Start DATASET EXTRACT

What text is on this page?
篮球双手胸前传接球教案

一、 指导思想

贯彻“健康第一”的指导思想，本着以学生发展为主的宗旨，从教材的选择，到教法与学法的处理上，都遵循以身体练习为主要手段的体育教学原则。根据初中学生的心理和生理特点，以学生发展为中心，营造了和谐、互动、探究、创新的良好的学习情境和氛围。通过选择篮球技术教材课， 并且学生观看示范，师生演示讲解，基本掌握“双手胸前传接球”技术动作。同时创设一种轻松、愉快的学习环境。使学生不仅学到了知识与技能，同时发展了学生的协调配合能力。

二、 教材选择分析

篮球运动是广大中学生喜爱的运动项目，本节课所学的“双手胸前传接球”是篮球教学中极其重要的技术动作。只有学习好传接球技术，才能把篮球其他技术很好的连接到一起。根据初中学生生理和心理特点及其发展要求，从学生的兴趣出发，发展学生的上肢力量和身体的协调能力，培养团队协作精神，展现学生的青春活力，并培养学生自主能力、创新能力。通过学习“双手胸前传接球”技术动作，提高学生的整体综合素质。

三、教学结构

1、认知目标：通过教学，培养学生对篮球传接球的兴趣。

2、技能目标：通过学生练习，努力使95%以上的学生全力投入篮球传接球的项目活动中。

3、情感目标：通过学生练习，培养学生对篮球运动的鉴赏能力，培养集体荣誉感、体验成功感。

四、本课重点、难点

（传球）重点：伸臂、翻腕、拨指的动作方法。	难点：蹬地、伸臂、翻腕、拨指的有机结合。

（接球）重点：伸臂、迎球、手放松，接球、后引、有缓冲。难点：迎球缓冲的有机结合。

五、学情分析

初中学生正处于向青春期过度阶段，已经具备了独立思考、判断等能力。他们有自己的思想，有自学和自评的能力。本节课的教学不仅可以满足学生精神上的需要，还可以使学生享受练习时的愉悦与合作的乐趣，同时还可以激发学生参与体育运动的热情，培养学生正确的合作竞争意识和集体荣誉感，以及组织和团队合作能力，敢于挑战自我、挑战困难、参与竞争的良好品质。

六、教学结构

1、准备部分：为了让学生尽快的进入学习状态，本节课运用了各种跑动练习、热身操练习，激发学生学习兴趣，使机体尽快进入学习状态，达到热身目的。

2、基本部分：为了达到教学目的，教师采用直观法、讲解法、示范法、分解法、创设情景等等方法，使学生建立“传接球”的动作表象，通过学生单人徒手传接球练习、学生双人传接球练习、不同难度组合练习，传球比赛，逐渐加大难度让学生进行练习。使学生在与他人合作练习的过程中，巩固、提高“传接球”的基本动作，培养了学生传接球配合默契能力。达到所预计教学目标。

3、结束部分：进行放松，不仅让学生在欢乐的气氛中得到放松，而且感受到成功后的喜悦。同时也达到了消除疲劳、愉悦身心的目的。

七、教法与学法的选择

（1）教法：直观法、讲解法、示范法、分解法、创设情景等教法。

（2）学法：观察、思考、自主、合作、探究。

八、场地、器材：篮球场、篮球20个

End DATASET EXTRACT

### [WHAT IS ASKED]
Filter the records, keeping only lines that contain "通过学生练习", and show those lines.

### [EXPECTED ANSWER]
2、技能目标：通过学生练习，努力使95%以上的学生全力投入篮球传接球的项目活动中。
3、情感目标：通过学生练习，培养学生对篮球运动的鉴赏能力，培养集体荣誉感、体验成功感。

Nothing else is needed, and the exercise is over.